» **What you should do**: Work out how many lines of the material below mention the word "mixed"; reply with the number only.
START Items
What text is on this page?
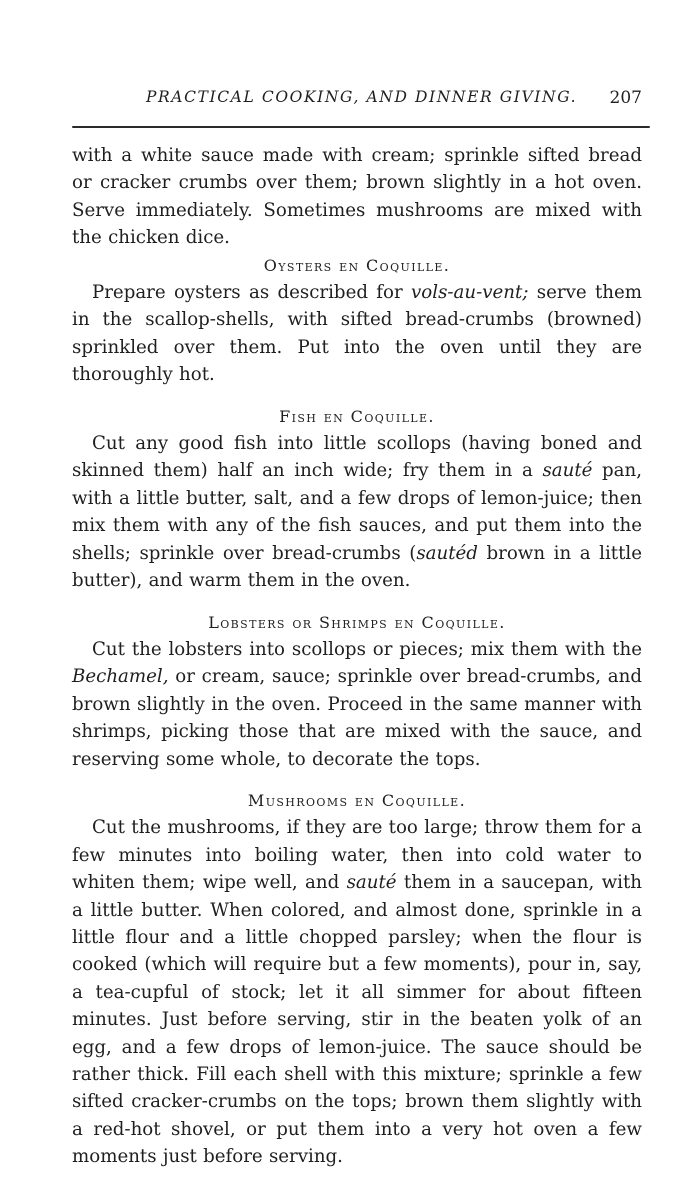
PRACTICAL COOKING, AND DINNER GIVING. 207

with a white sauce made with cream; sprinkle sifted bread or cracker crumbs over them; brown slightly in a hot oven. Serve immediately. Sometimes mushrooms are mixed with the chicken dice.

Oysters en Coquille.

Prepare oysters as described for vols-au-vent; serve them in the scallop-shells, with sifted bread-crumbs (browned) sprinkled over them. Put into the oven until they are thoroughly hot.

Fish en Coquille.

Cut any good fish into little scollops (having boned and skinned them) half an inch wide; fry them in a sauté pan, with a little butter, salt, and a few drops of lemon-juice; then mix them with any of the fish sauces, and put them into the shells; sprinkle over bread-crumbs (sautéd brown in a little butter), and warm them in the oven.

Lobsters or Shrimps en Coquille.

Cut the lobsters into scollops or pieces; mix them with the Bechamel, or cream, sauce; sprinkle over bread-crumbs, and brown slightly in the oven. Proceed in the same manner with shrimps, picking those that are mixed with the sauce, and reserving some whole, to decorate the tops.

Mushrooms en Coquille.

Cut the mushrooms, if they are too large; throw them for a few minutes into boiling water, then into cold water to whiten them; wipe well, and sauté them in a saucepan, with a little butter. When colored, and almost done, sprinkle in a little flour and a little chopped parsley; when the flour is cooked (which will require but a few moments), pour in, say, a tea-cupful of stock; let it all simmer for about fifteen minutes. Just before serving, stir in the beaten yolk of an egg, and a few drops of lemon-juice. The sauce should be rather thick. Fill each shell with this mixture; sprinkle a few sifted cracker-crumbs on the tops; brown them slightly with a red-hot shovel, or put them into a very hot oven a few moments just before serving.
END Items
» **Finished task**: 2